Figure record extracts
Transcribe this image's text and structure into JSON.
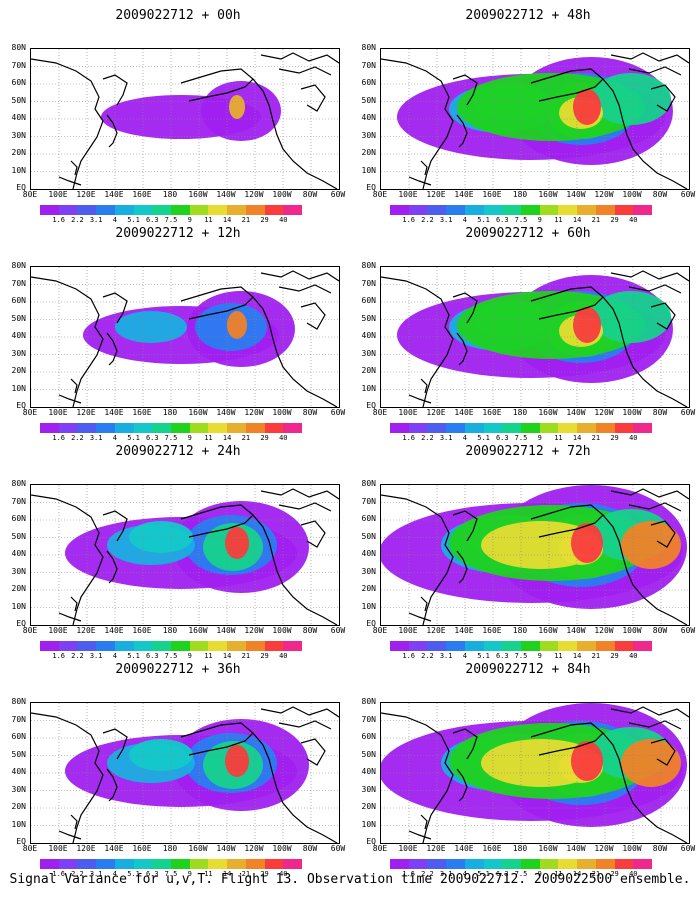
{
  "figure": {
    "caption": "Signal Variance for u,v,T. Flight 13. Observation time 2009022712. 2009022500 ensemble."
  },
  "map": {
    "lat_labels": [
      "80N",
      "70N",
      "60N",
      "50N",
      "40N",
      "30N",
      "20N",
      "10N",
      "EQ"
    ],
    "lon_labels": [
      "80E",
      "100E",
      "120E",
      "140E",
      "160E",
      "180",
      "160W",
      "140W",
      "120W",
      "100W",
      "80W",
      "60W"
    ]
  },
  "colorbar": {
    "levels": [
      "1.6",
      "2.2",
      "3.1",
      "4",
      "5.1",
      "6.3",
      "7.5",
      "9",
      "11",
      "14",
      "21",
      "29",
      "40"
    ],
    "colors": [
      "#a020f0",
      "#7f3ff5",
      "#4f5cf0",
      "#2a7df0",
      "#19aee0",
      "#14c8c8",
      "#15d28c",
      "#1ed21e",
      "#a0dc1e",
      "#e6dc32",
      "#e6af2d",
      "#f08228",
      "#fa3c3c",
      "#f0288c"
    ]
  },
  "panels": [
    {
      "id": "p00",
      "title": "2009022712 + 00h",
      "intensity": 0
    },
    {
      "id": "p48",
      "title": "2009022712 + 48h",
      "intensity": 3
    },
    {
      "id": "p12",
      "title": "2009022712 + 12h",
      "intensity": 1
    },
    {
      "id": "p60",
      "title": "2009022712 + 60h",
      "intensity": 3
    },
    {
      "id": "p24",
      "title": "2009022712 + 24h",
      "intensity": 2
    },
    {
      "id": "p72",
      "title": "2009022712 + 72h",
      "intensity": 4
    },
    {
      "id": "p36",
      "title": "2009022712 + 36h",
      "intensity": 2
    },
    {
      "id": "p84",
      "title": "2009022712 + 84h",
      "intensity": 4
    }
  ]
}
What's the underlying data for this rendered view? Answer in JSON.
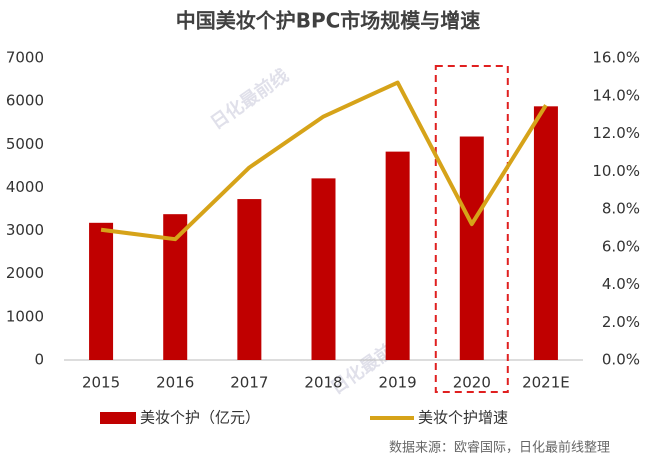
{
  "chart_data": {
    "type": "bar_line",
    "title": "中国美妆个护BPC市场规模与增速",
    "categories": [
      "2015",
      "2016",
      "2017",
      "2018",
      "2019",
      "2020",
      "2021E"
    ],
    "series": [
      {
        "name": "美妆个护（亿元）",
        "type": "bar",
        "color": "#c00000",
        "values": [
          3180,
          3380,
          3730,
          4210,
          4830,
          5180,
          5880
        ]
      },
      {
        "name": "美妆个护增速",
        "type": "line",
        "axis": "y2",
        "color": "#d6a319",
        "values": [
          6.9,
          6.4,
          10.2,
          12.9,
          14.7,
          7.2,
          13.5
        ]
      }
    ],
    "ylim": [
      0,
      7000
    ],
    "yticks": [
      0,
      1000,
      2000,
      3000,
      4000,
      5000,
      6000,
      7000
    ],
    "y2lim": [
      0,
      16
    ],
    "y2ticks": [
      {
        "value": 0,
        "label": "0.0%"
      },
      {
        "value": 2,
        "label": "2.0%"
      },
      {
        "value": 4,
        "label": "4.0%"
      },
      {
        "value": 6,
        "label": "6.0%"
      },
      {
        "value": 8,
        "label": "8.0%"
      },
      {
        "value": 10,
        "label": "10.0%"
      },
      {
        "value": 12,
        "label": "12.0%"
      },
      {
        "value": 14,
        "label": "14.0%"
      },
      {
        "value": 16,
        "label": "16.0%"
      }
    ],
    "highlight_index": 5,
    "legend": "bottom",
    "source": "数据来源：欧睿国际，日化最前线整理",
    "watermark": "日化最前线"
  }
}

▶ _YOUR TASK_
Pictures are not part of the copy; reproduce everything else in the records exactly.

▶ _SOLUTION TO THE PROBLEM_
Transcribe this image's text and structure into JSON.
{
  "figure": {
    "caption": "Signal Variance for u,v,T. Flight 13. Observation time 2009022712. 2009022500 ensemble."
  },
  "map": {
    "lat_labels": [
      "80N",
      "70N",
      "60N",
      "50N",
      "40N",
      "30N",
      "20N",
      "10N",
      "EQ"
    ],
    "lon_labels": [
      "80E",
      "100E",
      "120E",
      "140E",
      "160E",
      "180",
      "160W",
      "140W",
      "120W",
      "100W",
      "80W",
      "60W"
    ]
  },
  "colorbar": {
    "levels": [
      "1.6",
      "2.2",
      "3.1",
      "4",
      "5.1",
      "6.3",
      "7.5",
      "9",
      "11",
      "14",
      "21",
      "29",
      "40"
    ],
    "colors": [
      "#a020f0",
      "#7f3ff5",
      "#4f5cf0",
      "#2a7df0",
      "#19aee0",
      "#14c8c8",
      "#15d28c",
      "#1ed21e",
      "#a0dc1e",
      "#e6dc32",
      "#e6af2d",
      "#f08228",
      "#fa3c3c",
      "#f0288c"
    ]
  },
  "panels": [
    {
      "id": "p00",
      "title": "2009022712 + 00h",
      "intensity": 0
    },
    {
      "id": "p48",
      "title": "2009022712 + 48h",
      "intensity": 3
    },
    {
      "id": "p12",
      "title": "2009022712 + 12h",
      "intensity": 1
    },
    {
      "id": "p60",
      "title": "2009022712 + 60h",
      "intensity": 3
    },
    {
      "id": "p24",
      "title": "2009022712 + 24h",
      "intensity": 2
    },
    {
      "id": "p72",
      "title": "2009022712 + 72h",
      "intensity": 4
    },
    {
      "id": "p36",
      "title": "2009022712 + 36h",
      "intensity": 2
    },
    {
      "id": "p84",
      "title": "2009022712 + 84h",
      "intensity": 4
    }
  ]
}
What's the underlying data for this rendered view? Answer in JSON.
{
  "chart_data": {
    "type": "bar_line",
    "title": "中国美妆个护BPC市场规模与增速",
    "categories": [
      "2015",
      "2016",
      "2017",
      "2018",
      "2019",
      "2020",
      "2021E"
    ],
    "series": [
      {
        "name": "美妆个护（亿元）",
        "type": "bar",
        "color": "#c00000",
        "values": [
          3180,
          3380,
          3730,
          4210,
          4830,
          5180,
          5880
        ]
      },
      {
        "name": "美妆个护增速",
        "type": "line",
        "axis": "y2",
        "color": "#d6a319",
        "values": [
          6.9,
          6.4,
          10.2,
          12.9,
          14.7,
          7.2,
          13.5
        ]
      }
    ],
    "ylim": [
      0,
      7000
    ],
    "yticks": [
      0,
      1000,
      2000,
      3000,
      4000,
      5000,
      6000,
      7000
    ],
    "y2lim": [
      0,
      16
    ],
    "y2ticks": [
      {
        "value": 0,
        "label": "0.0%"
      },
      {
        "value": 2,
        "label": "2.0%"
      },
      {
        "value": 4,
        "label": "4.0%"
      },
      {
        "value": 6,
        "label": "6.0%"
      },
      {
        "value": 8,
        "label": "8.0%"
      },
      {
        "value": 10,
        "label": "10.0%"
      },
      {
        "value": 12,
        "label": "12.0%"
      },
      {
        "value": 14,
        "label": "14.0%"
      },
      {
        "value": 16,
        "label": "16.0%"
      }
    ],
    "highlight_index": 5,
    "legend": "bottom",
    "source": "数据来源：欧睿国际，日化最前线整理",
    "watermark": "日化最前线"
  }
}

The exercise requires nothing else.